__Work instructions__
From the listing below, pull out the lines that hold "대책으로".

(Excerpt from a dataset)
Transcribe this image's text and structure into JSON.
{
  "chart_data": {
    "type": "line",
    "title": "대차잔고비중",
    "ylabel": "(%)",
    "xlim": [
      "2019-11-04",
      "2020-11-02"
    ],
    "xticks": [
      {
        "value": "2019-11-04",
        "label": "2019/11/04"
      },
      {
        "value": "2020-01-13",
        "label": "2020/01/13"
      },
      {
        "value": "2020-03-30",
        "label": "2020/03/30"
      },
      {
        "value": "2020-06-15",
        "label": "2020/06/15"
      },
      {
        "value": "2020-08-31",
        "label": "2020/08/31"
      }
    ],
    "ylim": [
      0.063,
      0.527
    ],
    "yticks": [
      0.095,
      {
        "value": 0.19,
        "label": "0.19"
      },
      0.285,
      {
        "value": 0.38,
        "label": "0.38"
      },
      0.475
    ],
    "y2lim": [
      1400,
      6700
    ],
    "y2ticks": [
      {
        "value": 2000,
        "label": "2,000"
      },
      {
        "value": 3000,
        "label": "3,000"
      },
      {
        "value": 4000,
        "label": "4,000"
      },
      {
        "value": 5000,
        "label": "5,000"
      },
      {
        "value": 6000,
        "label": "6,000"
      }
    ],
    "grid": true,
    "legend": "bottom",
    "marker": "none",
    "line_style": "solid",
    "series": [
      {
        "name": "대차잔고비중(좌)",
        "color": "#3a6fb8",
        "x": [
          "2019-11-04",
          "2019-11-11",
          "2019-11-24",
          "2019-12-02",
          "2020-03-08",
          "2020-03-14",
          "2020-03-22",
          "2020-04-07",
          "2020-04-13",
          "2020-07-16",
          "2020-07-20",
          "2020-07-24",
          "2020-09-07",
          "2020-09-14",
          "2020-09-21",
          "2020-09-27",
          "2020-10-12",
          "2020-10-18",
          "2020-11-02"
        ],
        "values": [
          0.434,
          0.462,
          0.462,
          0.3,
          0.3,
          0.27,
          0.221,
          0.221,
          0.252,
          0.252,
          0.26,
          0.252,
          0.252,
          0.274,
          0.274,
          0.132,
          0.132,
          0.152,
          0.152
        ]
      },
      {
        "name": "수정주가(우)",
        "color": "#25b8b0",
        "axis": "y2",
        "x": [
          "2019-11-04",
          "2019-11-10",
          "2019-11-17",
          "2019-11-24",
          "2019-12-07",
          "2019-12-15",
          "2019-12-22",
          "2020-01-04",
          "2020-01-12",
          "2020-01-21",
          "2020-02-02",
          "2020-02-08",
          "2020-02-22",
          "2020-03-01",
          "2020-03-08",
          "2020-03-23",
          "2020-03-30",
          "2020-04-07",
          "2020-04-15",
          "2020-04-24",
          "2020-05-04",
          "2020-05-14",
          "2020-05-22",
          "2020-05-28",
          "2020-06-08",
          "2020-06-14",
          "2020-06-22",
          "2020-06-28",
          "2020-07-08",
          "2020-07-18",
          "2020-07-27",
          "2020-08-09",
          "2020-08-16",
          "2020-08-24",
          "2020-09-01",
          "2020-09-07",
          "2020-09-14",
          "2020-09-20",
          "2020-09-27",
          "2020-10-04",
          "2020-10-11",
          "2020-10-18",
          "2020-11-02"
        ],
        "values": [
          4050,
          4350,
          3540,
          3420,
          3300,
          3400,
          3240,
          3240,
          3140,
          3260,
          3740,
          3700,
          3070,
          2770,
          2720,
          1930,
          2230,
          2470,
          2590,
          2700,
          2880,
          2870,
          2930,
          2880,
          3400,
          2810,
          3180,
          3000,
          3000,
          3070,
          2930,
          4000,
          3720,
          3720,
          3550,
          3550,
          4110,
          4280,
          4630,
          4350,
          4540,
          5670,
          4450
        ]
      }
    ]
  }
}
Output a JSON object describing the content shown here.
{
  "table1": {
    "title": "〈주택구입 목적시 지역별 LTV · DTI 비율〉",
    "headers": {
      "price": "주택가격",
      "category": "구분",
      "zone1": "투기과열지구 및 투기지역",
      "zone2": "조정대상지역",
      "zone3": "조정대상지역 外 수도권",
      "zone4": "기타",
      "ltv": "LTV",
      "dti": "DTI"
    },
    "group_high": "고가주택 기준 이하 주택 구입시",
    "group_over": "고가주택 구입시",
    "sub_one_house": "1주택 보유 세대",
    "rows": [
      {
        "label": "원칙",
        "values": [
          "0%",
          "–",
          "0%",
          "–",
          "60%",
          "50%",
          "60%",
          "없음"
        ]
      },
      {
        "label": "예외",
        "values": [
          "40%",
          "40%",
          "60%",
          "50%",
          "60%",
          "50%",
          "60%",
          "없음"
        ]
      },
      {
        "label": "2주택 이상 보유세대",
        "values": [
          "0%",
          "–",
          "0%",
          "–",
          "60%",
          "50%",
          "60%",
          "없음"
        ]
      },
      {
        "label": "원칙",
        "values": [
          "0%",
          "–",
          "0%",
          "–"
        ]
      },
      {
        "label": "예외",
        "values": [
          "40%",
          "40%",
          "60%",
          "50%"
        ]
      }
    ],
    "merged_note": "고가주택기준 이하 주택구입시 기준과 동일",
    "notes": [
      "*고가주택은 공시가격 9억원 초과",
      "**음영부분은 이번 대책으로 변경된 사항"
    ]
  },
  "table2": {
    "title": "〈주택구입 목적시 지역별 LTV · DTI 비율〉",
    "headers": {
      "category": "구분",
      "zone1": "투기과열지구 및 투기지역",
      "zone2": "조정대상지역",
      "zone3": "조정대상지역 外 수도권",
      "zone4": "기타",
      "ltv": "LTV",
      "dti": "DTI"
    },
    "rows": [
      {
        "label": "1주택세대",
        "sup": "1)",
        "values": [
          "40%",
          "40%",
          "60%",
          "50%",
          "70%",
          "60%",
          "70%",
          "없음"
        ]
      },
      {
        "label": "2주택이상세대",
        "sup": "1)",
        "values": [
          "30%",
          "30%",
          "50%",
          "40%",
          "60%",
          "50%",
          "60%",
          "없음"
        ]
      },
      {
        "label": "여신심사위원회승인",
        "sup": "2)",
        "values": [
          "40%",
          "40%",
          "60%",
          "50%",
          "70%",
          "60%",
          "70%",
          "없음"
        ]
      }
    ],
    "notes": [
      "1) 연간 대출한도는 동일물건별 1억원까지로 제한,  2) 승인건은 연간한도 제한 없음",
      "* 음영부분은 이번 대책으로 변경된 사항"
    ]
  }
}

__Result of the task__
      "**음영부분은 이번 대책으로 변경된 사항"
      "* 음영부분은 이번 대책으로 변경된 사항"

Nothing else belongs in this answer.